§ USO DELLE INFORMAZIONI:
1. Rispondi alle seguenti domande in base al testo sul controllo del vicinato:
(a) Dove si è tenuto l'incontro del 15 febbraio?
(b) Con chi collaboreranno i cittadini?
(c) Di che cosa conviene avvertire il vicino?
2. Per ciascuna affermazione indica se concorda con il testo sul controllo del vicinato, rispondendo sì o no e citando le parole del testo che lo stabiliscono:
(a) L'incontro si è svolto il 15 marzo.
(b) Si consiglia di guardare meglio fuori casa quando abbaiano i cani.
(c) Con il progetto i cittadini smettono di vivere la propria quotidianità.

Lo scorso 15 febbraio, presso la Sala consiliare del Comune di Treia, si è tenuto un incontro di confronto e di condivisione di questo progetto: i cittadini saranno attori di una nuova politica improntata alla sicurezza sociale, saranno cittadini solidali e grazie a questa collaborazione con le Forze dell’ordine, sarà possibile autodifendersi. L’attivazione del progetto “Controllo del vicinato” permetterà ai cittadini di presidiare il proprio ambiente naturale, continuando a vivere la quotidianità con una maggiore consapevolezza di quello che accade intorno a sé e con una percezione maggiore del senso di vicinanza. Basteranno piccoli accorgimenti per aumentare il controllo del vicinato: guardare meglio cosa succede fuori casa, in modo particolare quando abbaiano i cani o quando qualcuno parla concitatamente sotto casa; e avvertire il vicino che si sarà assenti per un certo periodo, in modo tale da poter considerare anomali eventuali rumori provenienti dalla propria abitazione.

§ DATI DA ESAMINARE:
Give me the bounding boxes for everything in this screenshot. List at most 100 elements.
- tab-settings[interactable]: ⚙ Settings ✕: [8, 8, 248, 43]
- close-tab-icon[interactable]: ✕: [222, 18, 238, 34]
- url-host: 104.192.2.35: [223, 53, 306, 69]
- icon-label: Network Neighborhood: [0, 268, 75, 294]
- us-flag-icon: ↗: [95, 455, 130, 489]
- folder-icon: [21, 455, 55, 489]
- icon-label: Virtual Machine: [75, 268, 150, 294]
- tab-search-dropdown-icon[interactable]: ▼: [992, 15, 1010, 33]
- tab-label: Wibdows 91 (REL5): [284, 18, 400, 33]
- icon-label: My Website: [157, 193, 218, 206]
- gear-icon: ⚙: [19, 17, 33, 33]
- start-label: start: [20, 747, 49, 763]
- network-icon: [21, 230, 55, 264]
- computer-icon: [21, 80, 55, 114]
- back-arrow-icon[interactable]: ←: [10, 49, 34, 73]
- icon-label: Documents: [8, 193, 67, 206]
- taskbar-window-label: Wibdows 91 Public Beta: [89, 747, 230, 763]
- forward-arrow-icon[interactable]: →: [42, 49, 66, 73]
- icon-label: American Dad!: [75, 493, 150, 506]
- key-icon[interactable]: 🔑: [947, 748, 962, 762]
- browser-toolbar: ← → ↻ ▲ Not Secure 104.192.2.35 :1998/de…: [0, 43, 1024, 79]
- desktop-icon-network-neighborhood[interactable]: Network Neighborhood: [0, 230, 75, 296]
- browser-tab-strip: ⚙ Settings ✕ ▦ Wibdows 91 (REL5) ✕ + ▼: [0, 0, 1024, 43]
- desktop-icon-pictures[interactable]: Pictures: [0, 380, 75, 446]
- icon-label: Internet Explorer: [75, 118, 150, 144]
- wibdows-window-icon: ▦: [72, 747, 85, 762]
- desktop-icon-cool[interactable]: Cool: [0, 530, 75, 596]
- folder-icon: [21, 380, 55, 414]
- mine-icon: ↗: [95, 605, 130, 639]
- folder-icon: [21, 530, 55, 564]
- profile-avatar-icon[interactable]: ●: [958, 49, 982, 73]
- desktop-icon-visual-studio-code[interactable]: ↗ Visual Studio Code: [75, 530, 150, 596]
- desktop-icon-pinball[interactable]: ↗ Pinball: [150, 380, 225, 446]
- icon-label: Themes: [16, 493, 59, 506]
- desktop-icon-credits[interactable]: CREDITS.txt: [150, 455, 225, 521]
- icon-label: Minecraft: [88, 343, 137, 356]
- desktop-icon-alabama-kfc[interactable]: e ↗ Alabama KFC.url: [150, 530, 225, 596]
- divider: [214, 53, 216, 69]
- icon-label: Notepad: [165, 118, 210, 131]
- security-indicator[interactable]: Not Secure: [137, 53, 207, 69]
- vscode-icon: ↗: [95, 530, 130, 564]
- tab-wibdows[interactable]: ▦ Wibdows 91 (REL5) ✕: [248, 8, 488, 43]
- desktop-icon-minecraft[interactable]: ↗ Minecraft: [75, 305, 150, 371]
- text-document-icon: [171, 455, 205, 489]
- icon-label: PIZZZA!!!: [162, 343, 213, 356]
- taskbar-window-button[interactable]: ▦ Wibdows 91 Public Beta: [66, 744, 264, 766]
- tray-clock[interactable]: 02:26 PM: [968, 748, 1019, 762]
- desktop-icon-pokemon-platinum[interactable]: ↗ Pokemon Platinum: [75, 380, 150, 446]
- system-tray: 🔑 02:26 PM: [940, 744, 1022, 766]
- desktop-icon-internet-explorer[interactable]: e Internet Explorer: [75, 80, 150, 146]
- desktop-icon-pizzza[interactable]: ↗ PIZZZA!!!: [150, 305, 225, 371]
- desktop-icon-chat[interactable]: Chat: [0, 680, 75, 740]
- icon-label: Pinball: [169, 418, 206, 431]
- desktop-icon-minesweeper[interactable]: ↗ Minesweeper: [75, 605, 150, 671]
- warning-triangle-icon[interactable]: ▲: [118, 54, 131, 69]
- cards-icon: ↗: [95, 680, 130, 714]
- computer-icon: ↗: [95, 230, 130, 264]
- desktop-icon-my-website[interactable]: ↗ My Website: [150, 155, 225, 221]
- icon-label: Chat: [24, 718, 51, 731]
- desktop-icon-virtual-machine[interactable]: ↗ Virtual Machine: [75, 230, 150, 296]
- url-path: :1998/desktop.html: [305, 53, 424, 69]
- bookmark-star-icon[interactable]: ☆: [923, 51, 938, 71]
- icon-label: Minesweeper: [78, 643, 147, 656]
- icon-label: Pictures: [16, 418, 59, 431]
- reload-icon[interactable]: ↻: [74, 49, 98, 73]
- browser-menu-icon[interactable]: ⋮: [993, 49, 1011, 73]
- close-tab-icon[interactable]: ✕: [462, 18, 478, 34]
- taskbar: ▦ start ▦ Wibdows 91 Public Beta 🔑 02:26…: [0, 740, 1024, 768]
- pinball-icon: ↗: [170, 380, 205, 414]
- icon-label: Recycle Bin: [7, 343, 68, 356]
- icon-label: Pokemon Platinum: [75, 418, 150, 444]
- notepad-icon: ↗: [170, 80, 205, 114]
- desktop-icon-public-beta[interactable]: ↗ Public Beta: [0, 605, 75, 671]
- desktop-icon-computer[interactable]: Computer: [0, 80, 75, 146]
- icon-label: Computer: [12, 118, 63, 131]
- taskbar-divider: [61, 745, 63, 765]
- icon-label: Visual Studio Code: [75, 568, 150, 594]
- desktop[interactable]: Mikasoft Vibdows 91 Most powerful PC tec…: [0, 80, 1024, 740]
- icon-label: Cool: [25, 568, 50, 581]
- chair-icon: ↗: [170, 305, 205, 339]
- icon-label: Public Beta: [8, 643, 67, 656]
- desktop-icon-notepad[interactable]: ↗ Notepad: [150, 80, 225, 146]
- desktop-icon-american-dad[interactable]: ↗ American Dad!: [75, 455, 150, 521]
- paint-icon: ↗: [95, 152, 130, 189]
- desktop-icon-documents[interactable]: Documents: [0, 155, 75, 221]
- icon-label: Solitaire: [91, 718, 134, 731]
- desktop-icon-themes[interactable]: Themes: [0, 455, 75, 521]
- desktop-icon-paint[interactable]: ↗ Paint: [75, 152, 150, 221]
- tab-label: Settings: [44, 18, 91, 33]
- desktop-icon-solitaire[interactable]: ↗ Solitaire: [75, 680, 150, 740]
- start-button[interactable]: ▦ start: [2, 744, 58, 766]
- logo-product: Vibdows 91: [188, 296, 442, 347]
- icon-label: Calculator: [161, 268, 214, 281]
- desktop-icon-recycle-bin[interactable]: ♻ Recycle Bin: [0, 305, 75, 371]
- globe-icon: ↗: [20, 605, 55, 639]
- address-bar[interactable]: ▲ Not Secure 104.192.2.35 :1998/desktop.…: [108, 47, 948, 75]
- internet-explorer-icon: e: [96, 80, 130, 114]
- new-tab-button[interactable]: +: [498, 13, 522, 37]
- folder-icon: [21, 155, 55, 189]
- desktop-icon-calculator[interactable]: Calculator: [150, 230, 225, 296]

§ RISULTATI ATTESI:
1.
(a) Presso la Sala consiliare del Comune di Treia.
(b) Con le Forze dell’ordine.
(c) Del fatto che si sarà assenti per un certo periodo.

2.
(a) No: "Lo scorso 15 febbraio".
(b) Sì: "guardare meglio cosa succede fuori casa, in modo particolare quando abbaiano i cani".
(c) No: "continuando a vivere la quotidianità con una maggiore consapevolezza di quello che accade intorno a sé".